▸ **Written instruction**: Every line holding the word "times" counts once. Give the total, nothing more.

▸ **Dataset records**:
____________________

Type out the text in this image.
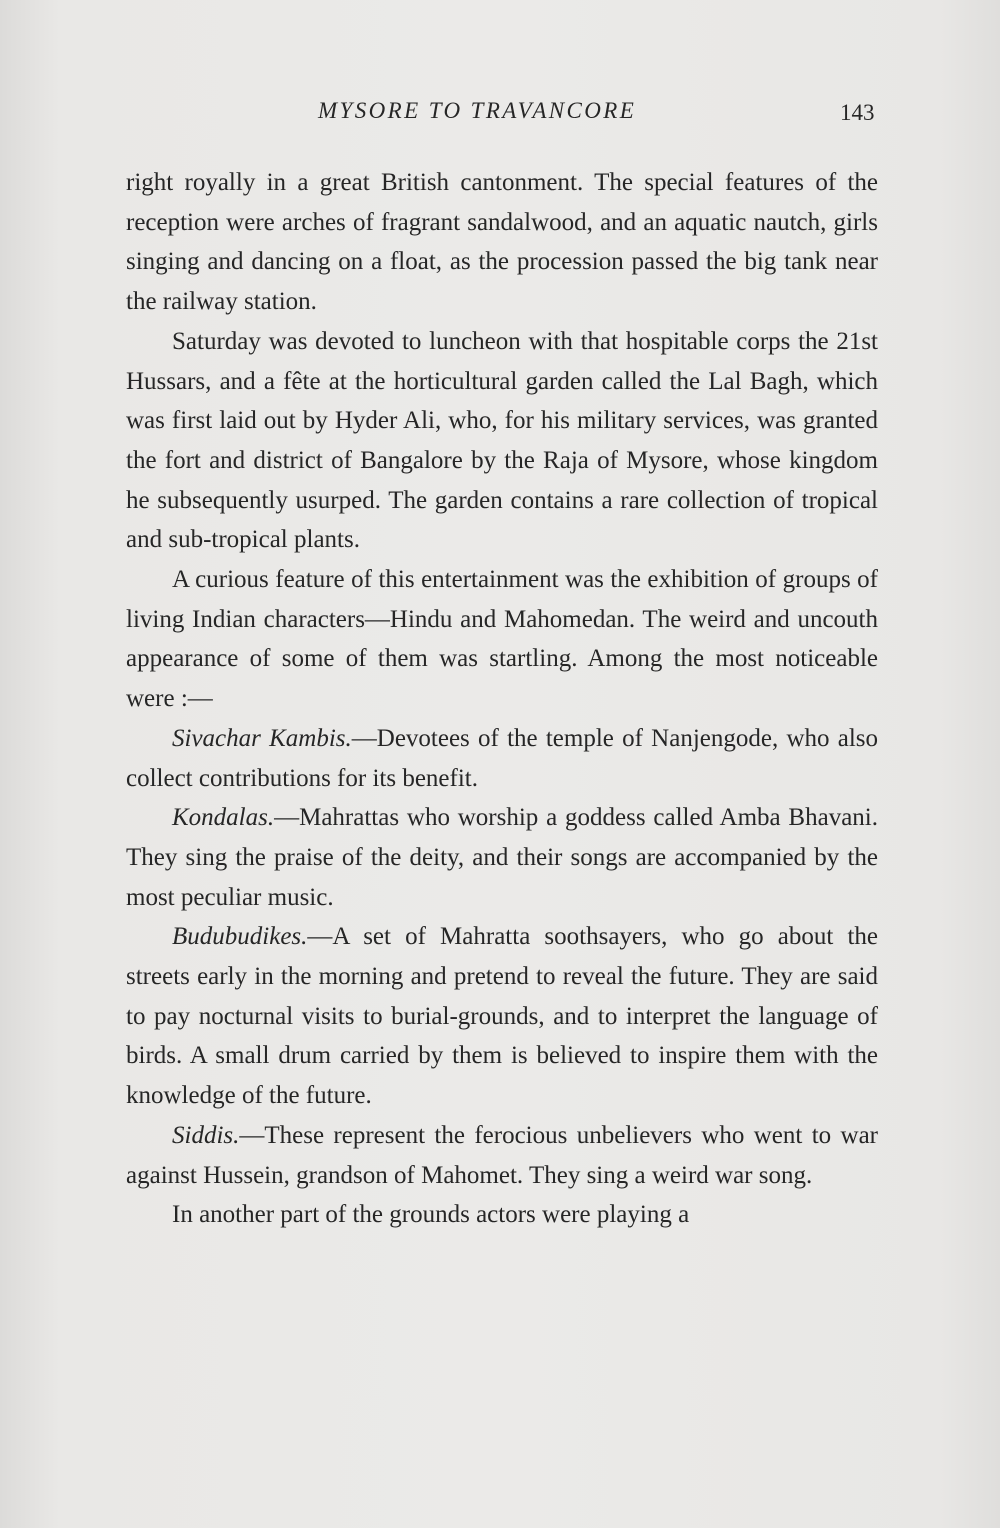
MYSORE TO TRAVANCORE	143

right royally in a great British cantonment. The special features of the reception were arches of fragrant sandalwood, and an aquatic nautch, girls singing and dancing on a float, as the procession passed the big tank near the railway station.

Saturday was devoted to luncheon with that hospitable corps the 21st Hussars, and a fête at the horticultural garden called the Lal Bagh, which was first laid out by Hyder Ali, who, for his military services, was granted the fort and district of Bangalore by the Raja of Mysore, whose kingdom he subsequently usurped. The garden contains a rare collection of tropical and sub-tropical plants.

A curious feature of this entertainment was the exhibition of groups of living Indian characters—Hindu and Mahomedan. The weird and uncouth appearance of some of them was startling. Among the most noticeable were :—

Sivachar Kambis.—Devotees of the temple of Nanjengode, who also collect contributions for its benefit.

Kondalas.—Mahrattas who worship a goddess called Amba Bhavani. They sing the praise of the deity, and their songs are accompanied by the most peculiar music.

Budubudikes.—A set of Mahratta soothsayers, who go about the streets early in the morning and pretend to reveal the future. They are said to pay nocturnal visits to burial-grounds, and to interpret the language of birds. A small drum carried by them is believed to inspire them with the knowledge of the future.

Siddis.—These represent the ferocious unbelievers who went to war against Hussein, grandson of Mahomet. They sing a weird war song.

In another part of the grounds actors were playing a
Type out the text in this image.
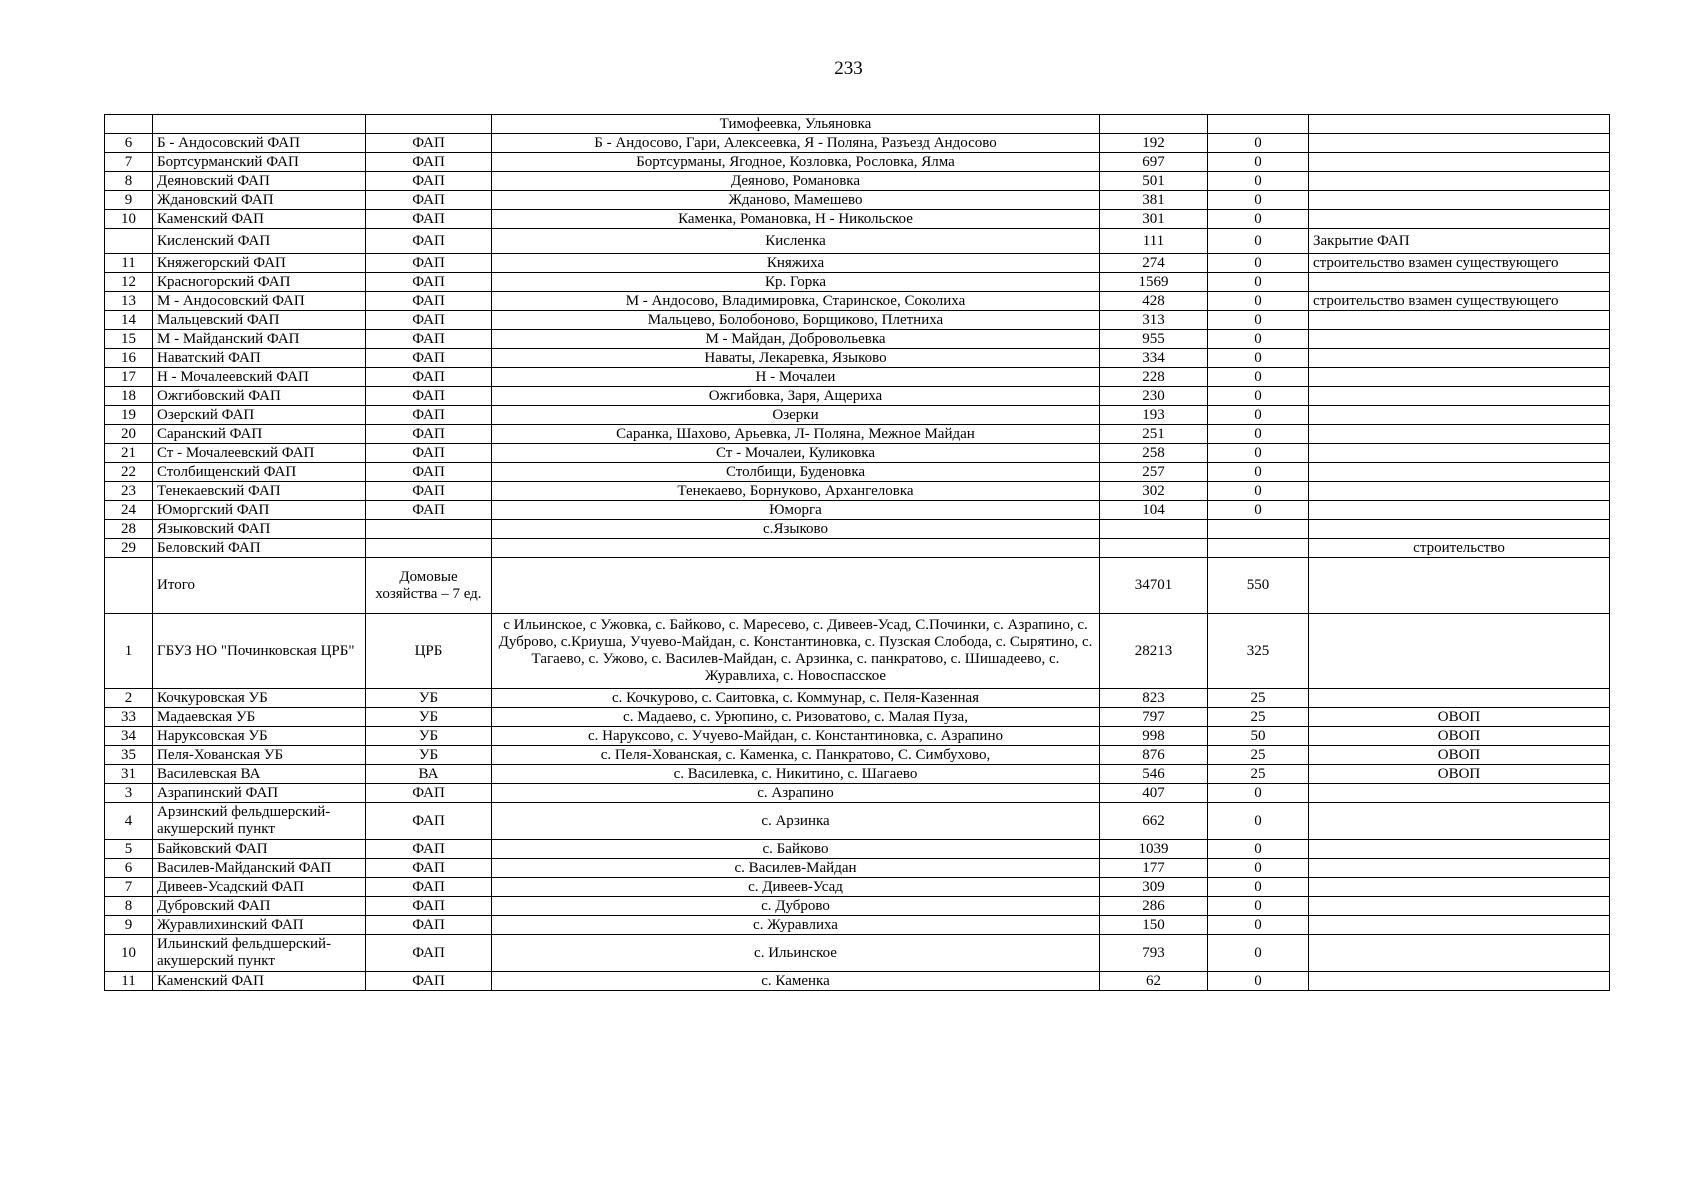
233
			Тимофеевка, Ульяновка			
6	Б - Андосовский ФАП	ФАП	Б - Андосово, Гари, Алексеевка, Я - Поляна, Разъезд Андосово	192	0	
7	Бортсурманский ФАП	ФАП	Бортсурманы, Ягодное, Козловка, Рословка, Ялма	697	0	
8	Деяновский ФАП	ФАП	Деяново, Романовка	501	0	
9	Ждановский ФАП	ФАП	Жданово, Мамешево	381	0	
10	Каменский ФАП	ФАП	Каменка, Романовка, Н - Никольское	301	0	
	Кисленский ФАП	ФАП	Кисленка	111	0	Закрытие ФАП
11	Княжегорский ФАП	ФАП	Княжиха	274	0	строительство взамен существующего
12	Красногорский ФАП	ФАП	Кр. Горка	1569	0	
13	М - Андосовский ФАП	ФАП	М - Андосово, Владимировка, Старинское, Соколиха	428	0	строительство взамен существующего
14	Мальцевский ФАП	ФАП	Мальцево, Болобоново, Борщиково, Плетниха	313	0	
15	М - Майданский ФАП	ФАП	М - Майдан, Добровольевка	955	0	
16	Наватский ФАП	ФАП	Наваты, Лекаревка, Языково	334	0	
17	Н - Мочалеевский ФАП	ФАП	Н - Мочалеи	228	0	
18	Ожгибовский ФАП	ФАП	Ожгибовка, Заря, Ащериха	230	0	
19	Озерский ФАП	ФАП	Озерки	193	0	
20	Саранский ФАП	ФАП	Саранка, Шахово, Арьевка, Л- Поляна, Межное Майдан	251	0	
21	Ст - Мочалеевский ФАП	ФАП	Ст - Мочалеи, Куликовка	258	0	
22	Столбищенский ФАП	ФАП	Столбищи, Буденовка	257	0	
23	Тенекаевский ФАП	ФАП	Тенекаево, Борнуково, Архангеловка	302	0	
24	Юморгский ФАП	ФАП	Юморга	104	0	
28	Языковский ФАП		с.Языково			
29	Беловский ФАП					строительство
	Итого	Домовые хозяйства – 7 ед.		34701	550	
1	ГБУЗ НО "Починковская ЦРБ"	ЦРБ	с Ильинское, с Ужовка, с. Байково, с. Маресево, с. Дивеев-Усад, С.Починки, с. Азрапино, с. Дуброво, с.Криуша, Учуево-Майдан, с. Константиновка, с. Пузская Слобода, с. Сырятино, с. Тагаево, с. Ужово, с. Василев-Майдан, с. Арзинка, с. панкратово, с. Шишадеево, с. Журавлиха, с. Новоспасское	28213	325	
2	Кочкуровская УБ	УБ	с. Кочкурово, с. Саитовка, с. Коммунар, с. Пеля-Казенная	823	25	
33	Мадаевская УБ	УБ	с. Мадаево, с. Урюпино, с. Ризоватово, с. Малая Пуза,	797	25	ОВОП
34	Наруксовская УБ	УБ	с. Наруксово, с. Учуево-Майдан, с. Константиновка, с. Азрапино	998	50	ОВОП
35	Пеля-Хованская УБ	УБ	с. Пеля-Хованская, с. Каменка, с. Панкратово, С. Симбухово,	876	25	ОВОП
31	Василевская ВА	ВА	с. Василевка, с. Никитино, с. Шагаево	546	25	ОВОП
3	Азрапинский ФАП	ФАП	с. Азрапино	407	0	
4	Арзинский фельдшерский-акушерский пункт	ФАП	с. Арзинка	662	0	
5	Байковский ФАП	ФАП	с. Байково	1039	0	
6	Василев-Майданский ФАП	ФАП	с. Василев-Майдан	177	0	
7	Дивеев-Усадский ФАП	ФАП	с. Дивеев-Усад	309	0	
8	Дубровский ФАП	ФАП	с. Дуброво	286	0	
9	Журавлихинский ФАП	ФАП	с. Журавлиха	150	0	
10	Ильинский фельдшерский-акушерский пункт	ФАП	с. Ильинское	793	0	
11	Каменский ФАП	ФАП	с. Каменка	62	0	
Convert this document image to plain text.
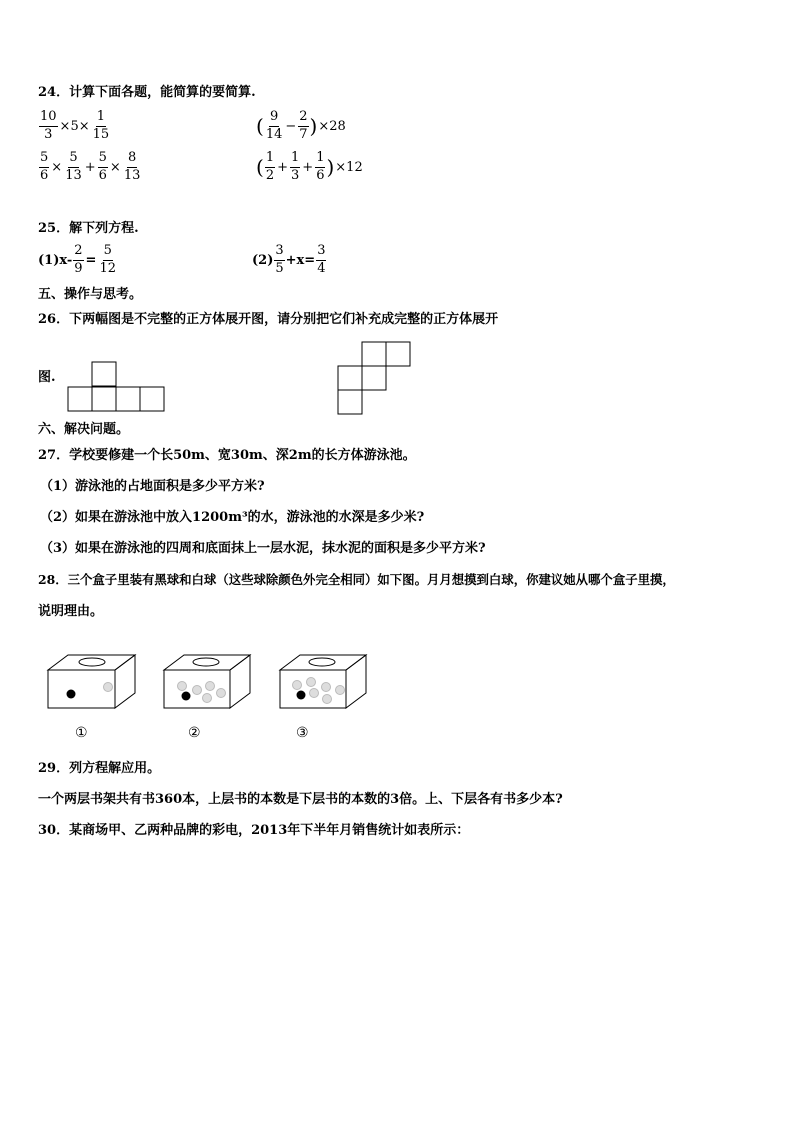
24．计算下面各题，能简算的要简算.
$\frac{10}{3} \times 5\times \frac{1}{15}$	( $\frac{9}{14} - \frac{2}{7}$ ) ×28
$\frac{5}{6} \times \frac{5}{13} + \frac{5}{6} \times \frac{8}{13}$	( $\frac{1}{2} + \frac{1}{3} + \frac{1}{6}$ ) ×12
25．解下列方程.
$(1)x- \frac{2}{9} = \frac{5}{12}$	$(2) \frac{3}{5} +x= \frac{3}{4}$
五、操作与思考。
26．下两幅图是不完整的正方体展开图，请分别把它们补充成完整的正方体展开
图.
六、解决问题。
27．学校要修建一个长50m、宽30m、深2m的长方体游泳池。
（1）游泳池的占地面积是多少平方米?
（2）如果在游泳池中放入1200m³的水，游泳池的水深是多少米?
（3）如果在游泳池的四周和底面抹上一层水泥，抹水泥的面积是多少平方米?
28．三个盒子里装有黑球和白球（这些球除颜色外完全相同）如下图。月月想摸到白球，你建议她从哪个盒子里摸，
说明理由。
①	②	③
29．列方程解应用。
一个两层书架共有书360本，上层书的本数是下层书的本数的3倍。上、下层各有书多少本?
30．某商场甲、乙两种品牌的彩电，2013年下半年月销售统计如表所示：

____________________

▸ **Task solution**: 2